--- EXERCISE DIRECTIONS ---
Write out all the entries word for word, but skip any images.

--- RECORDED DATA ---
_ _ _ _

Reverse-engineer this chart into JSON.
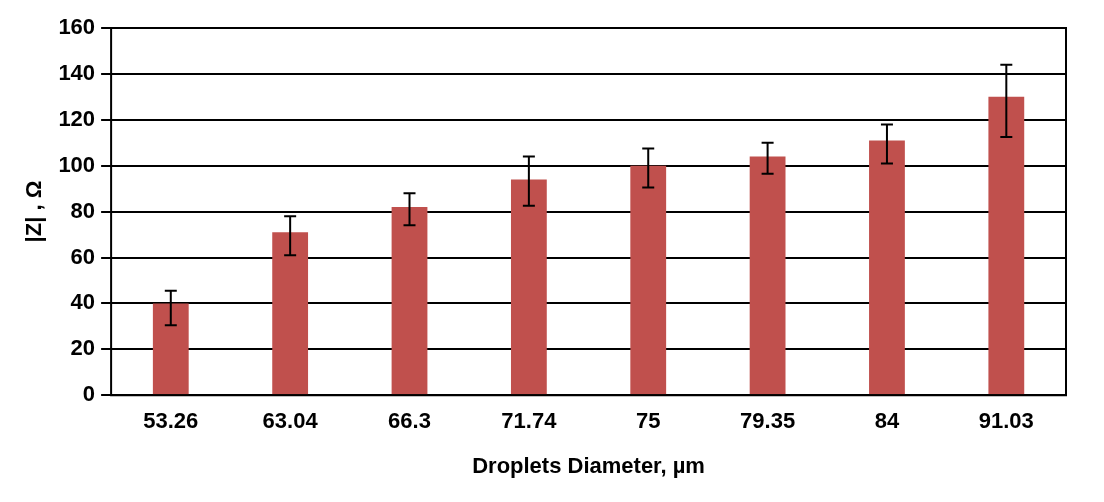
{
  "chart_data": {
    "type": "bar",
    "xlabel": "Droplets Diameter, µm",
    "ylabel": "|Z| , Ω",
    "categories": [
      "53.26",
      "63.04",
      "66.3",
      "71.74",
      "75",
      "79.35",
      "84",
      "91.03"
    ],
    "values": [
      40,
      71,
      82,
      94,
      100,
      104,
      111,
      130
    ],
    "errors": [
      [
        30.5,
        45.5
      ],
      [
        61,
        78
      ],
      [
        74,
        88
      ],
      [
        82.5,
        104
      ],
      [
        90.5,
        107.5
      ],
      [
        96.5,
        110
      ],
      [
        101,
        118
      ],
      [
        112.5,
        144
      ]
    ],
    "color": "#c0504d",
    "ylim": [
      0,
      160
    ],
    "yticks": [
      0,
      20,
      40,
      60,
      80,
      100,
      120,
      140,
      160
    ],
    "grid": "y",
    "legend": false
  }
}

_ _ _ _

--- EXPECTED ANSWER ---
Reverse-engineer this chart into JSON.
{
  "chart_data": {
    "type": "bar",
    "xlabel": "Droplets Diameter, µm",
    "ylabel": "|Z| , Ω",
    "categories": [
      "53.26",
      "63.04",
      "66.3",
      "71.74",
      "75",
      "79.35",
      "84",
      "91.03"
    ],
    "values": [
      40,
      71,
      82,
      94,
      100,
      104,
      111,
      130
    ],
    "errors": [
      [
        30.5,
        45.5
      ],
      [
        61,
        78
      ],
      [
        74,
        88
      ],
      [
        82.5,
        104
      ],
      [
        90.5,
        107.5
      ],
      [
        96.5,
        110
      ],
      [
        101,
        118
      ],
      [
        112.5,
        144
      ]
    ],
    "color": "#c0504d",
    "ylim": [
      0,
      160
    ],
    "yticks": [
      0,
      20,
      40,
      60,
      80,
      100,
      120,
      140,
      160
    ],
    "grid": "y",
    "legend": false
  }
}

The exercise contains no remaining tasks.